* [Aim of the exercise] In the entries below, spot each line with the word "event" and copy it.

(Page records with their text)
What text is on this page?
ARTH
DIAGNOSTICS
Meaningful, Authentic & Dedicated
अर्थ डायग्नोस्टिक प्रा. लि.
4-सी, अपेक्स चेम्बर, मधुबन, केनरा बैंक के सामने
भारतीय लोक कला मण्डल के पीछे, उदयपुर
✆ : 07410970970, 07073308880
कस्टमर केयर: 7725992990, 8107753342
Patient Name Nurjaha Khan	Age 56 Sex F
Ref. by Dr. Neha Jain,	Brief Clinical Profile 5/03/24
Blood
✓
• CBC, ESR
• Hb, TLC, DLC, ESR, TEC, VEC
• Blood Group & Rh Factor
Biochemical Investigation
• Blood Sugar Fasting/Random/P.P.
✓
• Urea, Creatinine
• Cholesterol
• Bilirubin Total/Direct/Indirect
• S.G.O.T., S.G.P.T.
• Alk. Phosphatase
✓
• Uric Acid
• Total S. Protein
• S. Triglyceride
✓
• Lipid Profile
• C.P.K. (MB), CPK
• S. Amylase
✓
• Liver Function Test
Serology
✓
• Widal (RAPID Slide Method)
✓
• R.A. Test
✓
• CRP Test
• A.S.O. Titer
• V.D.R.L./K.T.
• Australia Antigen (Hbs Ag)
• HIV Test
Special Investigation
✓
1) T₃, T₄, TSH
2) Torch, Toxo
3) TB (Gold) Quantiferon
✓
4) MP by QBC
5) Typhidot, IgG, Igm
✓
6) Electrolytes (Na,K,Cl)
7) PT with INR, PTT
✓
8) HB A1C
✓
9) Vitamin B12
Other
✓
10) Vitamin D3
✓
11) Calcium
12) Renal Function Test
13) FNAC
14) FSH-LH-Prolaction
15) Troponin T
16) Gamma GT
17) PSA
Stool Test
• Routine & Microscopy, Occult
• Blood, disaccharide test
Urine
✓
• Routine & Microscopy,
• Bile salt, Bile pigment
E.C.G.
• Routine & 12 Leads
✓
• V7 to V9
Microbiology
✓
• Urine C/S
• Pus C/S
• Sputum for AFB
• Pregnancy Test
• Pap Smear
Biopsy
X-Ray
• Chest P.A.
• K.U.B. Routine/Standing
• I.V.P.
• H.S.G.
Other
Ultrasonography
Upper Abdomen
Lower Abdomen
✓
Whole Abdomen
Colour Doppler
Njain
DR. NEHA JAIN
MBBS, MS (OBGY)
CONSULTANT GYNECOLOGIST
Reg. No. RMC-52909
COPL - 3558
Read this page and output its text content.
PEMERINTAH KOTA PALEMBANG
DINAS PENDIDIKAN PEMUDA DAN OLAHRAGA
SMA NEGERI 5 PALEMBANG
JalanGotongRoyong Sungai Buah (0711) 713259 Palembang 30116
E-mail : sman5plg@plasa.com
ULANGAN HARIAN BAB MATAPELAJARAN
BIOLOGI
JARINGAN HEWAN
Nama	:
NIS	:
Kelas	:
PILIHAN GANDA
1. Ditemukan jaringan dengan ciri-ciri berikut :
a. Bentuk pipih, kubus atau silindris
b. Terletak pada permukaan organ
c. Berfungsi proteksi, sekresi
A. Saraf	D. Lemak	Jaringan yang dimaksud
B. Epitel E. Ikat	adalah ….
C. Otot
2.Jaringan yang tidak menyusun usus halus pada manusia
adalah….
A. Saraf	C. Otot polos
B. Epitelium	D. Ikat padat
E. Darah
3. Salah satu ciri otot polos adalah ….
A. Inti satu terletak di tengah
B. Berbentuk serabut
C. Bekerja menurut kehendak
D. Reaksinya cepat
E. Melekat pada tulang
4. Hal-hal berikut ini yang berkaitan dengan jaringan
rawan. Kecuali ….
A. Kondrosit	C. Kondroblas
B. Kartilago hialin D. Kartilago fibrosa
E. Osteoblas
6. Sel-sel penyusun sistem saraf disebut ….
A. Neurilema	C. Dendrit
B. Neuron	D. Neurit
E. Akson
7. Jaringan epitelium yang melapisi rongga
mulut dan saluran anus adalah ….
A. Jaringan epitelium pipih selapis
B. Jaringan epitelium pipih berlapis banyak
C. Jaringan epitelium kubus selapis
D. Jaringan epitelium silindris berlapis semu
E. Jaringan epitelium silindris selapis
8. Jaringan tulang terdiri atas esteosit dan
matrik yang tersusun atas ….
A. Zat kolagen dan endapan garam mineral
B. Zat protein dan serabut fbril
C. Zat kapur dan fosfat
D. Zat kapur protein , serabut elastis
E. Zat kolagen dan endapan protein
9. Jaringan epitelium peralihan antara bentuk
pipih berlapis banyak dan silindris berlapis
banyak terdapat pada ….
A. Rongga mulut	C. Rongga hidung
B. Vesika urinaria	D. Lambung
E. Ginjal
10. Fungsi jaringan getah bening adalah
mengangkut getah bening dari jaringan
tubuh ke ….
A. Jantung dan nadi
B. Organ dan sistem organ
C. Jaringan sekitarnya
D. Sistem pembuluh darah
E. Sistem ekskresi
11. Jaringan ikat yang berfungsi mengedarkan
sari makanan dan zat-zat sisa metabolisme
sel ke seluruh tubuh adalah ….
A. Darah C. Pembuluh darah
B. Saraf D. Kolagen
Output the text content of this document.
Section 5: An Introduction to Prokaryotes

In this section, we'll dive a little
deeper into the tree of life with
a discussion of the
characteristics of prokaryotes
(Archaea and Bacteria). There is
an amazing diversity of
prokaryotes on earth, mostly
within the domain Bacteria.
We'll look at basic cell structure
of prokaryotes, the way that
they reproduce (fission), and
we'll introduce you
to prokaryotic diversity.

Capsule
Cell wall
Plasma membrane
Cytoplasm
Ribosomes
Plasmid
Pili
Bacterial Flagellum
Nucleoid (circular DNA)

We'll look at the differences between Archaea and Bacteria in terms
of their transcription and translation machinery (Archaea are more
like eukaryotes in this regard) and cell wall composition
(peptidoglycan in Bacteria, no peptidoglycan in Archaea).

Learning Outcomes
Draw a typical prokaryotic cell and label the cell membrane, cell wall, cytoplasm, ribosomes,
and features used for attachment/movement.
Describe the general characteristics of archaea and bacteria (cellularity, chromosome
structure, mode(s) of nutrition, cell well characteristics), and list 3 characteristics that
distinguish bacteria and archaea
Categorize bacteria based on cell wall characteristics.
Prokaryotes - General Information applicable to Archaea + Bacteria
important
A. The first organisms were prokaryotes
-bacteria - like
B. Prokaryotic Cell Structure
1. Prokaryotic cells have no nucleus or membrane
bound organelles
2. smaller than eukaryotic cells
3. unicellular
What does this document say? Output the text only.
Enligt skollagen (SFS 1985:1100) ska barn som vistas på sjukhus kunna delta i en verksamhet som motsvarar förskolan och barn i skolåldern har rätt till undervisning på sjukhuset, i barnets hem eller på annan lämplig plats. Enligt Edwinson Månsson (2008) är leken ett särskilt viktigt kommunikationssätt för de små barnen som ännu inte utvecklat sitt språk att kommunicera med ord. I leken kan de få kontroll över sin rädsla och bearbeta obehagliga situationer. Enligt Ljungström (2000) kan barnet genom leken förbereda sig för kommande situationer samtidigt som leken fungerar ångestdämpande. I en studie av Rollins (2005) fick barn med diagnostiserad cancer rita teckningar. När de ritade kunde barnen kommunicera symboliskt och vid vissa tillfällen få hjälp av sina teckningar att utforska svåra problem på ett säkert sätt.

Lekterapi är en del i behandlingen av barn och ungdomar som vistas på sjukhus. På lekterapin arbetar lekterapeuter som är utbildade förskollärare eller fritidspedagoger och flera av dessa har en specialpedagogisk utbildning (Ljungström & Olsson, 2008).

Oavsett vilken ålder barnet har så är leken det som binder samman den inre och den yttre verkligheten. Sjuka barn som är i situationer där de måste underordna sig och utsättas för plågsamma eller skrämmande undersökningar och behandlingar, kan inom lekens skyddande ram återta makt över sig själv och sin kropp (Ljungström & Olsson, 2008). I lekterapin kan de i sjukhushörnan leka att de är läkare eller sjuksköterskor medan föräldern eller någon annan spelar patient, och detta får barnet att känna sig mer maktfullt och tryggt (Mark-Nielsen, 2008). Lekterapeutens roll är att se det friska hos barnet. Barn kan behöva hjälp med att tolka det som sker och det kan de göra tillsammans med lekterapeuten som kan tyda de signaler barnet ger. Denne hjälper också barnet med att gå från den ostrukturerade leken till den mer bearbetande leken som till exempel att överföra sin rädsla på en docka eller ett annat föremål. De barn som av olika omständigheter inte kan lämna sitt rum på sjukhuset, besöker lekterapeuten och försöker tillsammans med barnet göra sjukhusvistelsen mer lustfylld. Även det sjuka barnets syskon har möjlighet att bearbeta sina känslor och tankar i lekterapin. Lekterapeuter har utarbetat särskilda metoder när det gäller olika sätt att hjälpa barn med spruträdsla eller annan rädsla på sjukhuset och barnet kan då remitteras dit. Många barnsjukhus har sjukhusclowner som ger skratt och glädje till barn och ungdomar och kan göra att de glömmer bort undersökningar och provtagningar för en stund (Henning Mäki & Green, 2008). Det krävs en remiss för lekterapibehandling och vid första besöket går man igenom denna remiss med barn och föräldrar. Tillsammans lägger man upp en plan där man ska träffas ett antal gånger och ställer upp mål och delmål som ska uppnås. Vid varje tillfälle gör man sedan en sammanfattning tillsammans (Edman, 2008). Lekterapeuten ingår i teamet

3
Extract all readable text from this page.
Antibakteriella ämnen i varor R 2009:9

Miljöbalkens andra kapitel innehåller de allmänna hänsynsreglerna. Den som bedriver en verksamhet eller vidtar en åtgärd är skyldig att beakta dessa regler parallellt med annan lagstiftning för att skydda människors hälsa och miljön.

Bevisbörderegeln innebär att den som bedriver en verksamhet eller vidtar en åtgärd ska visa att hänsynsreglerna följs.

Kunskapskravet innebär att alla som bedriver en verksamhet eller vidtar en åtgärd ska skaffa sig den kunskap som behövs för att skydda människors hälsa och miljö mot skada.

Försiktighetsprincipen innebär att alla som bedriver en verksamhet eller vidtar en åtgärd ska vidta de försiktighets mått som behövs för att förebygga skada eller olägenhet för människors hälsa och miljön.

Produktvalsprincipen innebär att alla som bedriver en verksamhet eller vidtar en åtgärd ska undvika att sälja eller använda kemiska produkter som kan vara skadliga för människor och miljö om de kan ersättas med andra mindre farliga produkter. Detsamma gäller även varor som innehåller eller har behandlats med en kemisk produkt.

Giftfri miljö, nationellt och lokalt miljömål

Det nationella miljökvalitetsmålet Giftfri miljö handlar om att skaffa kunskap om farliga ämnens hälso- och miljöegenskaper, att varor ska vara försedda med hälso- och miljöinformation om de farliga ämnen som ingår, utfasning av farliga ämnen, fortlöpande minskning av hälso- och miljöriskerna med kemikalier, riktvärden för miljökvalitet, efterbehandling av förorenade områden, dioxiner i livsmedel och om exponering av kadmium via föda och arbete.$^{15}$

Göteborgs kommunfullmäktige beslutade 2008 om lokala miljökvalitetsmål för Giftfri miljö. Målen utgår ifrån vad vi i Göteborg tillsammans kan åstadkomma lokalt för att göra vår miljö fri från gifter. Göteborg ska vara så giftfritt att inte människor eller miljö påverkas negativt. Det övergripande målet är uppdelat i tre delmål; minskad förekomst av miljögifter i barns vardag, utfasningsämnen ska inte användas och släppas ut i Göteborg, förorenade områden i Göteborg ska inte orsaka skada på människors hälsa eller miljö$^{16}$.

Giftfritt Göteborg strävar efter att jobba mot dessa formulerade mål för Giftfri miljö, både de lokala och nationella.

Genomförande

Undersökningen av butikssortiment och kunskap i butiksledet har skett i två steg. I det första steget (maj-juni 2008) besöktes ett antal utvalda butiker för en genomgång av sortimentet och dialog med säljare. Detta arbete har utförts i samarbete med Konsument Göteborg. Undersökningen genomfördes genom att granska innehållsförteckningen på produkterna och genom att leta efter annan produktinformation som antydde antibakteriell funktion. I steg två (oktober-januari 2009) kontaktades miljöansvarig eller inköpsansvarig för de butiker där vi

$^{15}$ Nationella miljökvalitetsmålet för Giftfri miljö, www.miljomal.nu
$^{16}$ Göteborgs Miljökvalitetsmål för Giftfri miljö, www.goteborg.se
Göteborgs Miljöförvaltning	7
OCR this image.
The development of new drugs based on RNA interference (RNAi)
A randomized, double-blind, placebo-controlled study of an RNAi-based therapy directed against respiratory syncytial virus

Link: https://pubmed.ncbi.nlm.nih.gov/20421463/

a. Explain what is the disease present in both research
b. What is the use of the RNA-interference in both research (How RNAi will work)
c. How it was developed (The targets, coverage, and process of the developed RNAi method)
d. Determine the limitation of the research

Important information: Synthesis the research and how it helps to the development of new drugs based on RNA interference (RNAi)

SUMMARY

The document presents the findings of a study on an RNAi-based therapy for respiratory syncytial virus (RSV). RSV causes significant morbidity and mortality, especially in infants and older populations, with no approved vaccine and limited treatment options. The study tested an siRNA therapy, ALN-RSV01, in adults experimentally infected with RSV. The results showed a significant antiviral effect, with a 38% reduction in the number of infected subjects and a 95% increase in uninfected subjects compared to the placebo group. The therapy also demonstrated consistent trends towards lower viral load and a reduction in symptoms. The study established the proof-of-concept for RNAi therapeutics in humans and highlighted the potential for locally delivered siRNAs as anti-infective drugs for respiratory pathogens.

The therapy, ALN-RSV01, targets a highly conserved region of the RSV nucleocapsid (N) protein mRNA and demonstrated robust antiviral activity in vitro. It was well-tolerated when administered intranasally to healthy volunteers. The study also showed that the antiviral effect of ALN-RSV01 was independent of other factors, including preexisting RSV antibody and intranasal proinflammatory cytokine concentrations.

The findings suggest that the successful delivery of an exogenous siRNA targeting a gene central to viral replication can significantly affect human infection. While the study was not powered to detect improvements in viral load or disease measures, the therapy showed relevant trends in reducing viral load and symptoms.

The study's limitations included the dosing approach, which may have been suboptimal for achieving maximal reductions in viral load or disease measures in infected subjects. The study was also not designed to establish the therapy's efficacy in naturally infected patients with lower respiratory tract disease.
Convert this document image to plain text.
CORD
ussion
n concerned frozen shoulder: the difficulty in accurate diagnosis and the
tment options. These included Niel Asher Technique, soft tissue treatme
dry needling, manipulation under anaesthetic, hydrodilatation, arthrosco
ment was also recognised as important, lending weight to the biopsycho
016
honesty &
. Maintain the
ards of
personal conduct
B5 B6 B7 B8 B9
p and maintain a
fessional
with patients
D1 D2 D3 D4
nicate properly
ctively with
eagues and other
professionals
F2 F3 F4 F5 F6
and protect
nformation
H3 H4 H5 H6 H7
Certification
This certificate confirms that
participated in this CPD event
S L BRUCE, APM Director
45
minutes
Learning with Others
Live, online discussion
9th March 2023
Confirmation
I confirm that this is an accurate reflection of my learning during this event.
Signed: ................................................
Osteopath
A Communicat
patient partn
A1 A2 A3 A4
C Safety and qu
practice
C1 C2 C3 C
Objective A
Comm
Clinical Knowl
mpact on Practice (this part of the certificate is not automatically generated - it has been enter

* [Your response]
participated in this CPD event
I confirm that this is an accurate reflection of my learning during this event.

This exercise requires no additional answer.